§ TASK TO COMPLETE:
Work out the number of lines with the word "Officer" in the material below, then reply with that number only.

(Extracted data entries)
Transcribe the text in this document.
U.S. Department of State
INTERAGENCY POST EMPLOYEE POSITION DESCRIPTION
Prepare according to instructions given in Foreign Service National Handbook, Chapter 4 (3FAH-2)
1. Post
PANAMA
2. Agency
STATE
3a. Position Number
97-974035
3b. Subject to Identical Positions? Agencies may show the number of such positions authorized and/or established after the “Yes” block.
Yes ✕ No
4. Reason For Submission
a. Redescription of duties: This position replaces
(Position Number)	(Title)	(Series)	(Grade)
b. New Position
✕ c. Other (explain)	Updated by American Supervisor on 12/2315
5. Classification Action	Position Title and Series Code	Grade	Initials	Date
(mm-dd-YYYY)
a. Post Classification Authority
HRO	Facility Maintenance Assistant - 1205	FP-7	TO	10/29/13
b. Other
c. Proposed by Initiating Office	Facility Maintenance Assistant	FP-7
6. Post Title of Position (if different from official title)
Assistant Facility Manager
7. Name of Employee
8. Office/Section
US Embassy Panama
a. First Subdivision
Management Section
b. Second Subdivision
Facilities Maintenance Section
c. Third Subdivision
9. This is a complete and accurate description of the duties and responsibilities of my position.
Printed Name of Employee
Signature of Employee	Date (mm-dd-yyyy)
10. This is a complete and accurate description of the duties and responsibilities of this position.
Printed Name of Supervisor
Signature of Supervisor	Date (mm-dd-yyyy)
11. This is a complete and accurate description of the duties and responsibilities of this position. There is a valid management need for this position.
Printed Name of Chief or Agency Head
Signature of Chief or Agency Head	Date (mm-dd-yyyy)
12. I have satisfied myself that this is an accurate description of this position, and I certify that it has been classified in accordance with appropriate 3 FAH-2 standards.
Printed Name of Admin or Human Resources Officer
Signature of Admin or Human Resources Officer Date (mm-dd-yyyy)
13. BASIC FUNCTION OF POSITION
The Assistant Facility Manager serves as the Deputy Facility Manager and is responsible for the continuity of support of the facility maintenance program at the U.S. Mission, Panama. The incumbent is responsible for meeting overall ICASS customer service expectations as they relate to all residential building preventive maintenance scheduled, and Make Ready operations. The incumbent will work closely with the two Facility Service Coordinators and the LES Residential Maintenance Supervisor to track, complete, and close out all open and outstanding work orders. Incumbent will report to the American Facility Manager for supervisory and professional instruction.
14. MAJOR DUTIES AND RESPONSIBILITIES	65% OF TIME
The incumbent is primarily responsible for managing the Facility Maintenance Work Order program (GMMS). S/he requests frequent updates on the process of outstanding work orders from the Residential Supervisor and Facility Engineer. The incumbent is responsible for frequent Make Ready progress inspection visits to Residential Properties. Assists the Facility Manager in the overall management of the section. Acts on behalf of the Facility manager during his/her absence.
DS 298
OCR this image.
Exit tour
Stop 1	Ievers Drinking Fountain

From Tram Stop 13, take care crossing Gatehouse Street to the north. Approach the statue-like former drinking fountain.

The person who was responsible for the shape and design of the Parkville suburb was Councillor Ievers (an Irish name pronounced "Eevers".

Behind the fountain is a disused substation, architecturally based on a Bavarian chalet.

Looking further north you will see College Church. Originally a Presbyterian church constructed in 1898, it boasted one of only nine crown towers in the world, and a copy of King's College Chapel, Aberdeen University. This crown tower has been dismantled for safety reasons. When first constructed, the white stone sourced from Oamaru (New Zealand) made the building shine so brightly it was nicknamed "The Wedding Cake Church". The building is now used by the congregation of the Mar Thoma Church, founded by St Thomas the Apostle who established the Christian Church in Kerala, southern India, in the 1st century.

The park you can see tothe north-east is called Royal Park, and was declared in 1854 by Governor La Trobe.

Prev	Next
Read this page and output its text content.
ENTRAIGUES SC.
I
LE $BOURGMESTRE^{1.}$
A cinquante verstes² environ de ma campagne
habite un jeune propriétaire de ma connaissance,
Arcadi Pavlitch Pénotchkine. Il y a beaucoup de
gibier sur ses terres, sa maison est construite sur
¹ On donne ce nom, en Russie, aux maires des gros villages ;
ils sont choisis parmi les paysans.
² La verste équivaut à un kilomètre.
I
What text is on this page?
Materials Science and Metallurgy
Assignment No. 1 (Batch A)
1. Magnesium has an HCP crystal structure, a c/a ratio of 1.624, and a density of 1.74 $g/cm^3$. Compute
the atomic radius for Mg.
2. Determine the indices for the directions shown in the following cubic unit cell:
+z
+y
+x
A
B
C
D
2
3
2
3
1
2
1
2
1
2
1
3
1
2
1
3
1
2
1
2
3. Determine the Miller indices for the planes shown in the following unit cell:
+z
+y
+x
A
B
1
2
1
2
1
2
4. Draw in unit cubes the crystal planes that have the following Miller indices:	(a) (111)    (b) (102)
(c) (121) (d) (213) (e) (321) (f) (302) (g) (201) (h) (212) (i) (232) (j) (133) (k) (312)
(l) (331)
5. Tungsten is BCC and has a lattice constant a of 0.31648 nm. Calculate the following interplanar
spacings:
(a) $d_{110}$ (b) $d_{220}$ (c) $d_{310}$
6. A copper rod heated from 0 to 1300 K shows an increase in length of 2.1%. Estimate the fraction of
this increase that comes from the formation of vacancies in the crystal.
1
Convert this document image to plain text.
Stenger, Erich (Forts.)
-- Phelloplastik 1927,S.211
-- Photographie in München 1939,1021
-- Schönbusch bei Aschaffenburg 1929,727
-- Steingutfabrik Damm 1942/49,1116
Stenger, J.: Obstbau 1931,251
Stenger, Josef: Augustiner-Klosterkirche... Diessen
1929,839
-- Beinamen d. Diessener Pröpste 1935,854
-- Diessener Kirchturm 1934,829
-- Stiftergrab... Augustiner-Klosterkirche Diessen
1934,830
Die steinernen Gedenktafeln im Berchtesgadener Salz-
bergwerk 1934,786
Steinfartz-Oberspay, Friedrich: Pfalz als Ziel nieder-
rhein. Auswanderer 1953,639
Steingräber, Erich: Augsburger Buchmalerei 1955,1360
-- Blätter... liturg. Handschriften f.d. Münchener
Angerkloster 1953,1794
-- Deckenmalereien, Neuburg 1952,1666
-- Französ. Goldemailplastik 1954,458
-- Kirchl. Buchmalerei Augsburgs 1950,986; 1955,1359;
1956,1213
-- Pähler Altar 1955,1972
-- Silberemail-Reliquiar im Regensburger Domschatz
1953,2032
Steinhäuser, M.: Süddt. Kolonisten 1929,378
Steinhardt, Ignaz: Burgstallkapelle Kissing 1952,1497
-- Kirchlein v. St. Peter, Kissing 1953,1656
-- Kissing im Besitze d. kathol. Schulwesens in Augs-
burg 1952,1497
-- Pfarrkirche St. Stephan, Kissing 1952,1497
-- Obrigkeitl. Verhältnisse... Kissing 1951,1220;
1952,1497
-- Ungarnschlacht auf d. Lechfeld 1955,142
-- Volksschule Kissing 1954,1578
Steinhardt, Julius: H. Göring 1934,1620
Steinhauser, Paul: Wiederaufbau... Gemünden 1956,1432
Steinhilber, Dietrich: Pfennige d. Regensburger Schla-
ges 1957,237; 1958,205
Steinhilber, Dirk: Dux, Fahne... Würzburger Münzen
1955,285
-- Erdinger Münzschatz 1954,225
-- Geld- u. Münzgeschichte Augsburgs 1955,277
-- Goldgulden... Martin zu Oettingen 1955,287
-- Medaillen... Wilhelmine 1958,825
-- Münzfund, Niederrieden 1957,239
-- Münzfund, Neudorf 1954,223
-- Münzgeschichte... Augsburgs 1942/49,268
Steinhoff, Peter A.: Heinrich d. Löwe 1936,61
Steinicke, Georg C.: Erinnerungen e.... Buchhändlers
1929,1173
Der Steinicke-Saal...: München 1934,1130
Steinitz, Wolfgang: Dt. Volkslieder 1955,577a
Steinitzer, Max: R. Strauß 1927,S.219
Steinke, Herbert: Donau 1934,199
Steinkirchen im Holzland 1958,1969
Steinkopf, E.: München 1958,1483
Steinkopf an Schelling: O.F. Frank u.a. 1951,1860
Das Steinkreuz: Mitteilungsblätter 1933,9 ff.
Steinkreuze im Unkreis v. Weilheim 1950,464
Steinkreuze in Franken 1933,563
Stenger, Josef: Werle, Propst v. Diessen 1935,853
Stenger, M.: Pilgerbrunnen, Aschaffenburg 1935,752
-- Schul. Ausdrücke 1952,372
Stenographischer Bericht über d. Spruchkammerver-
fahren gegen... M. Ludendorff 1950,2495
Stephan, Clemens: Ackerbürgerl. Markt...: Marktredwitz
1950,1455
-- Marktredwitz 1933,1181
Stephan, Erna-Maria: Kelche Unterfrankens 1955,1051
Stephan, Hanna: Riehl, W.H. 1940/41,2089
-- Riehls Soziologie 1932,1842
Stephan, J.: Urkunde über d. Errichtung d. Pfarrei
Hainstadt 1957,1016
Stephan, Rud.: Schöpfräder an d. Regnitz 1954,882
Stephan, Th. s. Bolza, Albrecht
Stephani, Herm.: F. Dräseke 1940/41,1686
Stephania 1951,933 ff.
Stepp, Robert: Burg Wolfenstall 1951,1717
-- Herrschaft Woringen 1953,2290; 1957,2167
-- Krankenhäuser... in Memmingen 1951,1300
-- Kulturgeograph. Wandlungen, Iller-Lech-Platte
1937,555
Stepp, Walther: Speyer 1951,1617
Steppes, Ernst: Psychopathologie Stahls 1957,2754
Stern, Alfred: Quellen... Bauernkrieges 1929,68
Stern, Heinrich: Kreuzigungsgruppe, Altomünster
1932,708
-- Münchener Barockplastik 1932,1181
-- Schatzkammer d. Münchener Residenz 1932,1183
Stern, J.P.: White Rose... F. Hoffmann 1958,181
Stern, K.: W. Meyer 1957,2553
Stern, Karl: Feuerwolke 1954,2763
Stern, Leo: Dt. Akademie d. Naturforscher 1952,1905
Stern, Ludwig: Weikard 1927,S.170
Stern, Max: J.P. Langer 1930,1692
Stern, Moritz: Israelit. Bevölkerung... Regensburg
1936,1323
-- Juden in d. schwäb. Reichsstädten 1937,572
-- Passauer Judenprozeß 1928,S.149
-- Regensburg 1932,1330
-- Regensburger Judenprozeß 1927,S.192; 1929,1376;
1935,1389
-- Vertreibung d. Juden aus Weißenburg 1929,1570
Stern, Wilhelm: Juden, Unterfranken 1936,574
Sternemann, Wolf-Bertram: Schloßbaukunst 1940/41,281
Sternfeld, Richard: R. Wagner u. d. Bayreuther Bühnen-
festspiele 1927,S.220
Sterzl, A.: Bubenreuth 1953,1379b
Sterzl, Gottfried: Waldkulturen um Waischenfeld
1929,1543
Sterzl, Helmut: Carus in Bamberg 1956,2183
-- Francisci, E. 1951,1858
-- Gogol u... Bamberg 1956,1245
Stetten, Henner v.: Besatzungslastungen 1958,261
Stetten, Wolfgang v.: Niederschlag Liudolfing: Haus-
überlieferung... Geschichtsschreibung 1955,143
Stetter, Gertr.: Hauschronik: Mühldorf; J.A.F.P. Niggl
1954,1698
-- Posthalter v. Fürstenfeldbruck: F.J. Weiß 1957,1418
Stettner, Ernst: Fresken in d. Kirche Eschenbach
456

§ FULL SOLUTION:
2